Convert the entries starting at the line containing "outgoing-message[interactable]: คุณบุญนิวัติ อาร์อน" and ending at the line containing "report-spam-button[interactable] xyxy=(591,28,629,62)" into a numbered list, leaving out any blank lines.
— Begin DATA FOR THIS EXERCISE —
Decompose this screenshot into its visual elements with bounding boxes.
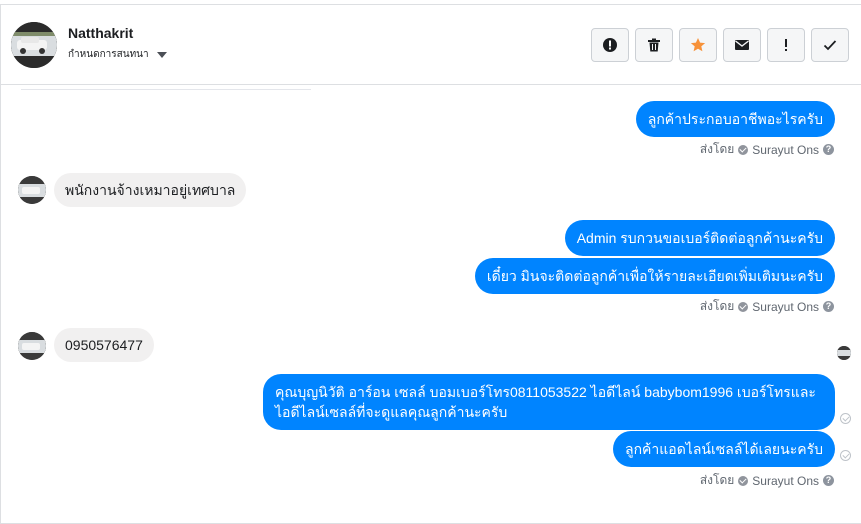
outgoing-message[interactable]: คุณบุญนิวัติ อาร์อน เซลล์ บอมเบอร์โทร081… xyxy=(263,374,835,430)
contact-avatar[interactable] xyxy=(11,22,57,68)
outgoing-message[interactable]: Admin รบกวนขอเบอร์ติดต่อลูกค้านะครับ xyxy=(564,220,835,256)
message-text: 0950576477 xyxy=(65,337,143,353)
agent-name[interactable]: Surayut Ons xyxy=(752,143,819,157)
star-icon xyxy=(690,38,706,52)
sent-by-prefix: ส่งโดย xyxy=(699,142,735,156)
incoming-message[interactable]: พนักงานจ้างเหมาอยู่เทศบาล xyxy=(54,173,247,207)
conversation-status-dropdown[interactable]: กำหนดการสนทนา xyxy=(68,47,167,62)
report-spam-button[interactable] xyxy=(591,28,629,62)
agent-name[interactable]: Surayut Ons xyxy=(752,474,819,488)
delivered-check-icon xyxy=(840,450,851,461)
sent-by-prefix: ส่งโดย xyxy=(699,299,735,313)
outgoing-message[interactable]: ลูกค้าประกอบอาชีพอะไรครับ xyxy=(635,101,835,137)
message-text: พนักงานจ้างเหมาอยู่เทศบาล xyxy=(65,182,236,198)
message-text-line: ไอดีไลน์เซลล์ที่จะดูแลคุณลูกค้านะครับ xyxy=(275,404,508,420)
message-text: เดี๋ยว มินจะติดต่อลูกค้าเพื่อให้รายละเอี… xyxy=(486,268,823,284)
message-text-line: คุณบุญนิวัติ อาร์อน เซลล์ บอมเบอร์โทร081… xyxy=(275,384,816,400)
verified-check-icon xyxy=(738,144,749,155)
mark-done-button[interactable] xyxy=(811,28,849,62)
info-icon[interactable]: ? xyxy=(823,301,834,312)
sent-by-label: ส่งโดย Surayut Ons ? xyxy=(700,140,834,159)
follow-up-button[interactable] xyxy=(767,28,805,62)
outgoing-message[interactable]: ลูกค้าแอดไลน์เซลล์ได้เลยนะครับ xyxy=(612,431,835,467)
incoming-message[interactable]: 0950576477 xyxy=(54,328,154,362)
previous-message-edge xyxy=(21,86,311,90)
contact-avatar-small[interactable] xyxy=(18,176,46,204)
contact-avatar-small[interactable] xyxy=(18,332,46,360)
sent-by-prefix: ส่งโดย xyxy=(699,473,735,487)
exclamation-icon xyxy=(785,39,787,51)
envelope-icon xyxy=(735,40,749,50)
verified-check-icon xyxy=(738,301,749,312)
agent-name[interactable]: Surayut Ons xyxy=(752,300,819,314)
conversation-header: Natthakrit กำหนดการสนทนา xyxy=(1,5,861,85)
star-button[interactable] xyxy=(679,28,717,62)
delivered-check-icon xyxy=(840,413,851,424)
contact-name[interactable]: Natthakrit xyxy=(68,25,133,41)
info-icon[interactable]: ? xyxy=(823,144,834,155)
trash-icon xyxy=(648,38,660,52)
message-text: ลูกค้าแอดไลน์เซลล์ได้เลยนะครับ xyxy=(624,441,823,457)
caret-down-icon xyxy=(156,51,167,58)
alert-circle-icon xyxy=(603,38,617,52)
checkmark-icon xyxy=(823,40,837,51)
conversation-status-label: กำหนดการสนทนา xyxy=(68,49,149,60)
verified-check-icon xyxy=(738,475,749,486)
mark-unread-button[interactable] xyxy=(723,28,761,62)
outgoing-message[interactable]: เดี๋ยว มินจะติดต่อลูกค้าเพื่อให้รายละเอี… xyxy=(474,258,835,294)
message-text: ลูกค้าประกอบอาชีพอะไรครับ xyxy=(647,111,823,127)
sent-by-label: ส่งโดย Surayut Ons ? xyxy=(700,297,834,316)
info-icon[interactable]: ? xyxy=(823,475,834,486)
seen-avatar xyxy=(837,346,851,360)
sent-by-label: ส่งโดย Surayut Ons ? xyxy=(700,471,834,490)
conversation-panel: Natthakrit กำหนดการสนทนา ลูกค้าประกอบอาช… xyxy=(0,4,861,524)
message-text: Admin รบกวนขอเบอร์ติดต่อลูกค้านะครับ xyxy=(576,230,823,246)
message-thread: ลูกค้าประกอบอาชีพอะไรครับ ส่งโดย Surayut… xyxy=(1,86,861,524)
delete-button[interactable] xyxy=(635,28,673,62)
header-actions xyxy=(591,28,849,62)
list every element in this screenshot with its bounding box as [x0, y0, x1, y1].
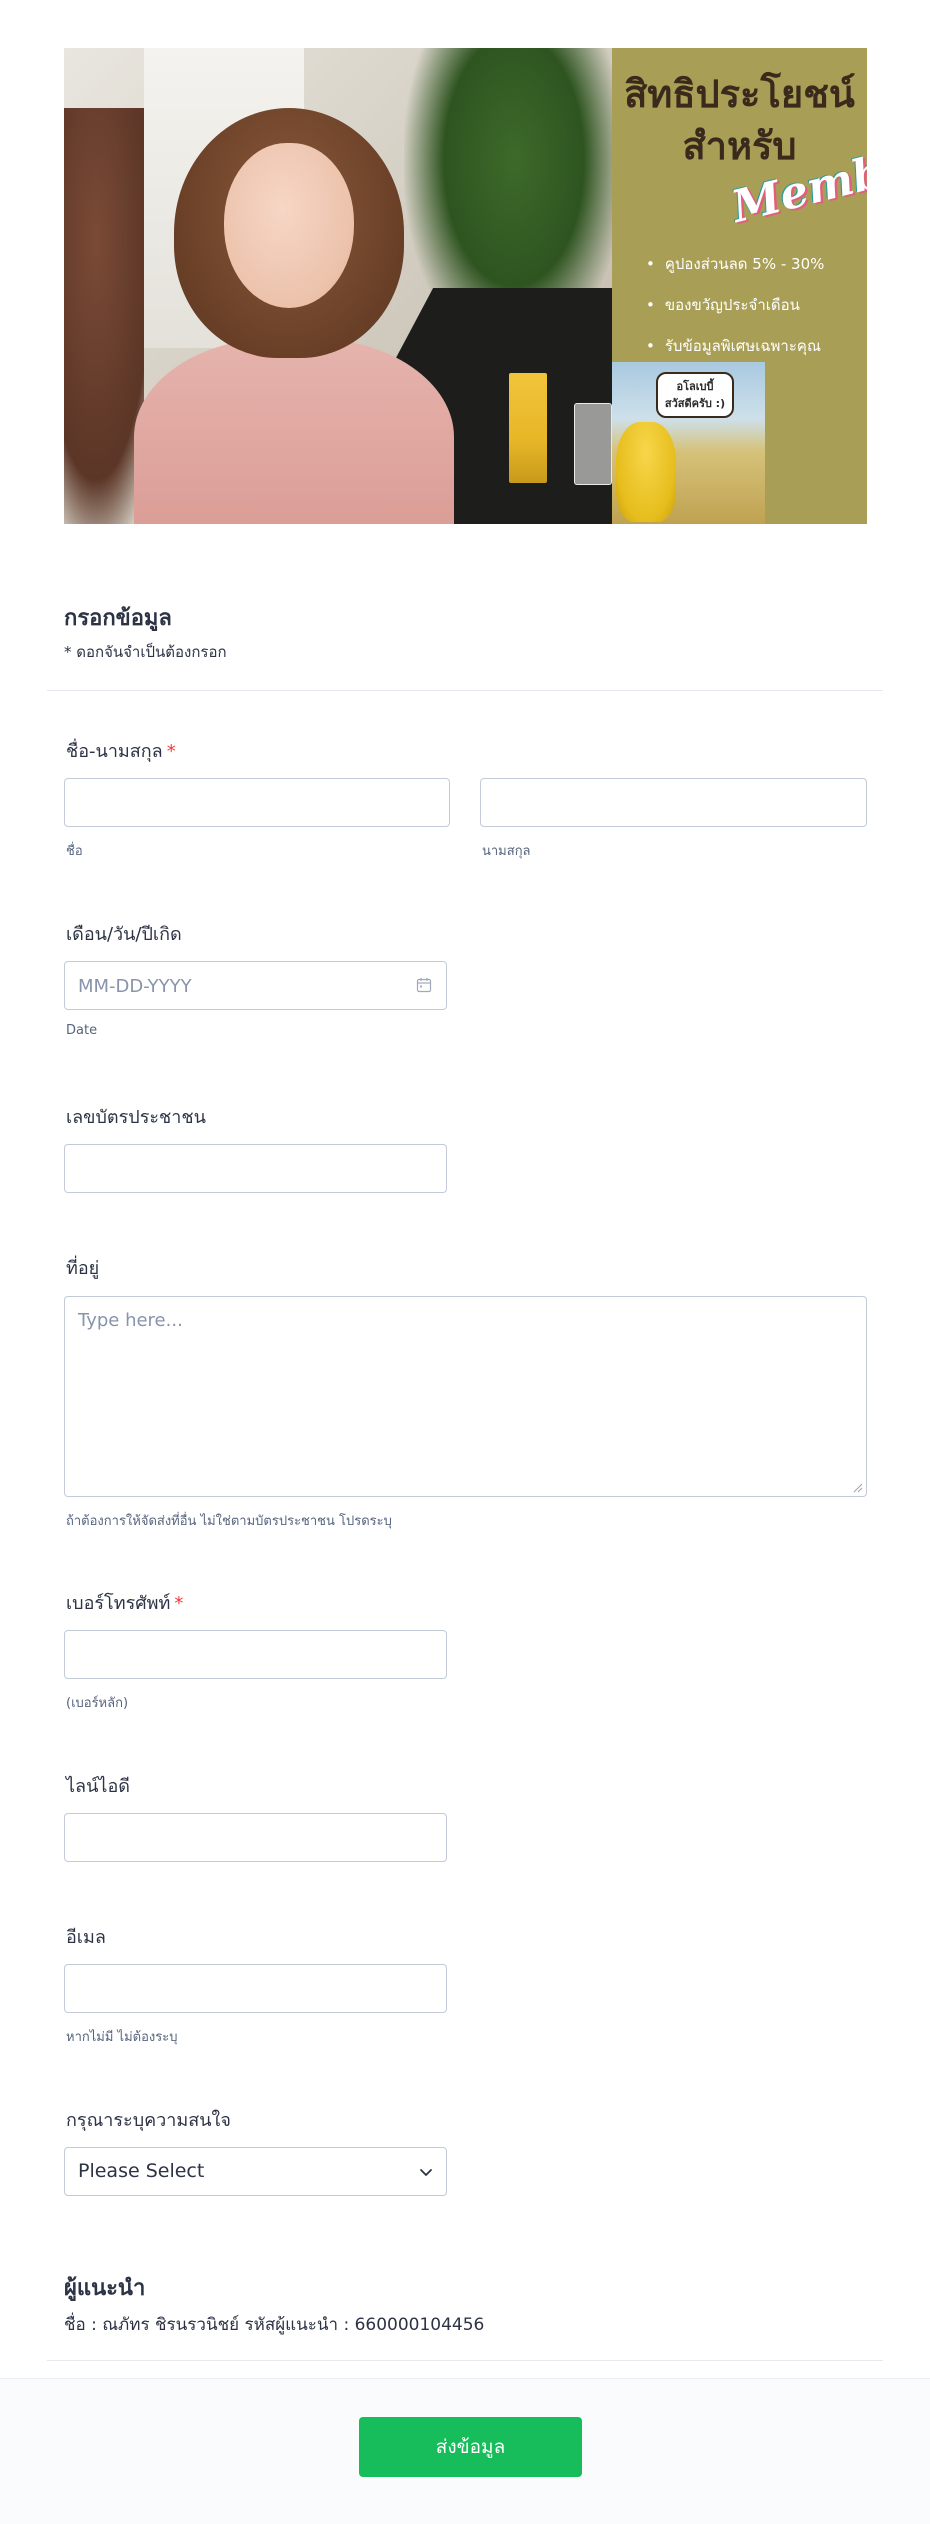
- submit-button[interactable]: ส่งข้อมูล: [359, 2417, 582, 2477]
- aloe-drink-carton: [509, 373, 547, 483]
- required-mark: *: [166, 741, 176, 762]
- banner-title-line1: สิทธิประโยชน์: [624, 72, 855, 116]
- banner-woman-face: [224, 143, 354, 308]
- phone-input[interactable]: [64, 1630, 447, 1679]
- email-label: อีเมล: [66, 1927, 106, 1948]
- banner-benefit-item: รับข้อมูลพิเศษเฉพาะคุณ: [646, 326, 824, 367]
- line-id-label: ไลน์ไอดี: [66, 1776, 130, 1797]
- phone-sublabel: (เบอร์หลัก): [66, 1696, 129, 1711]
- referrer-title: ผู้แนะนำ: [64, 2276, 146, 2301]
- calendar-icon[interactable]: [416, 977, 432, 993]
- referrer-divider: [47, 2360, 883, 2361]
- id-card-input[interactable]: [64, 1144, 447, 1193]
- form-subtitle: * ดอกจันจำเป็นต้องกรอก: [64, 643, 227, 661]
- email-input[interactable]: [64, 1964, 447, 2013]
- banner-benefit-item: คูปองส่วนลด 5% - 30%: [646, 244, 825, 285]
- banner-benefit-item: ของขวัญประจำเดือน: [646, 285, 824, 326]
- bubble-line1: อโลเบบี้: [676, 380, 714, 393]
- mascot-speech-bubble: อโลเบบี้ สวัสดีครับ :): [656, 372, 734, 418]
- name-label: ชื่อ-นามสกุล *: [66, 736, 176, 765]
- bubble-line2: สวัสดีครับ :): [664, 397, 726, 410]
- interest-selected-value: Please Select: [78, 2160, 205, 2182]
- phone-label-text: เบอร์โทรศัพท์: [66, 1593, 171, 1614]
- banner-photo: [64, 48, 612, 524]
- banner-glass: [574, 403, 612, 485]
- birthdate-sublabel: Date: [66, 1023, 98, 1038]
- chevron-down-icon[interactable]: [418, 2164, 434, 2180]
- form-footer: ส่งข้อมูล: [0, 2378, 930, 2524]
- phone-label: เบอร์โทรศัพท์ *: [66, 1588, 183, 1617]
- email-sublabel: หากไม่มี ไม่ต้องระบุ: [66, 2030, 178, 2045]
- birthdate-input[interactable]: MM-DD-YYYY: [64, 961, 447, 1010]
- header-divider: [47, 690, 883, 691]
- first-name-input[interactable]: [64, 778, 450, 827]
- line-id-input[interactable]: [64, 1813, 447, 1862]
- address-textarea[interactable]: Type here...: [64, 1296, 867, 1497]
- form-title: กรอกข้อมูล: [64, 606, 172, 631]
- referrer-info: ชื่อ : ณภัทร ชิรนรวนิชย์ รหัสผู้แนะนำ : …: [64, 2315, 485, 2335]
- member-benefits-banner: สิทธิประโยชน์ สำหรับ Member คูปองส่วนลด …: [64, 48, 867, 524]
- banner-promo-panel: สิทธิประโยชน์ สำหรับ Member คูปองส่วนลด …: [612, 48, 867, 524]
- birthdate-label: เดือน/วัน/ปีเกิด: [66, 924, 182, 945]
- banner-benefit-list: คูปองส่วนลด 5% - 30% ของขวัญประจำเดือน ร…: [646, 244, 825, 367]
- interest-select[interactable]: Please Select: [64, 2147, 447, 2196]
- birthdate-placeholder: MM-DD-YYYY: [78, 976, 192, 997]
- banner-person-left: [64, 108, 144, 524]
- first-name-sublabel: ชื่อ: [66, 844, 83, 859]
- interest-label: กรุณาระบุความสนใจ: [66, 2110, 231, 2131]
- address-sublabel: ถ้าต้องการให้จัดส่งที่อื่น ไม่ใช่ตามบัตร…: [66, 1514, 392, 1529]
- last-name-input[interactable]: [480, 778, 867, 827]
- resize-handle-icon[interactable]: [853, 1483, 863, 1493]
- banner-title: สิทธิประโยชน์ สำหรับ: [612, 68, 867, 172]
- mascot-icon: [616, 422, 676, 522]
- id-card-label: เลขบัตรประชาชน: [66, 1107, 206, 1128]
- address-label: ที่อยู่: [66, 1258, 100, 1279]
- banner-field-image: อโลเบบี้ สวัสดีครับ :): [612, 362, 765, 524]
- banner-woman-top: [134, 338, 454, 524]
- form-page: สิทธิประโยชน์ สำหรับ Member คูปองส่วนลด …: [0, 0, 930, 2524]
- address-placeholder: Type here...: [78, 1310, 183, 1331]
- required-mark: *: [174, 1593, 184, 1614]
- name-label-text: ชื่อ-นามสกุล: [66, 741, 163, 762]
- last-name-sublabel: นามสกุล: [482, 844, 531, 859]
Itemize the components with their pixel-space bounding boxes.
— End DATA FOR THIS EXERCISE —
» **RESPONSE FOR THIS EXERCISE**
1. outgoing-message[interactable]: คุณบุญนิวัติ อาร์อน เซลล์ บอมเบอร์โทร081… xyxy=(263,374,835,430)
2. contact-avatar[interactable] xyxy=(11,22,57,68)
3. outgoing-message[interactable]: Admin รบกวนขอเบอร์ติดต่อลูกค้านะครับ xyxy=(564,220,835,256)
4. message-text: 0950576477 xyxy=(65,337,143,353)
5. agent-name[interactable]: Surayut Ons xyxy=(752,143,819,157)
6. star-icon xyxy=(690,38,706,52)
7. sent-by-prefix: ส่งโดย xyxy=(699,142,735,156)
8. incoming-message[interactable]: พนักงานจ้างเหมาอยู่เทศบาล xyxy=(54,173,247,207)
9. conversation-status-dropdown[interactable]: กำหนดการสนทนา xyxy=(68,47,167,62)
10. report-spam-button[interactable] xyxy=(591,28,629,62)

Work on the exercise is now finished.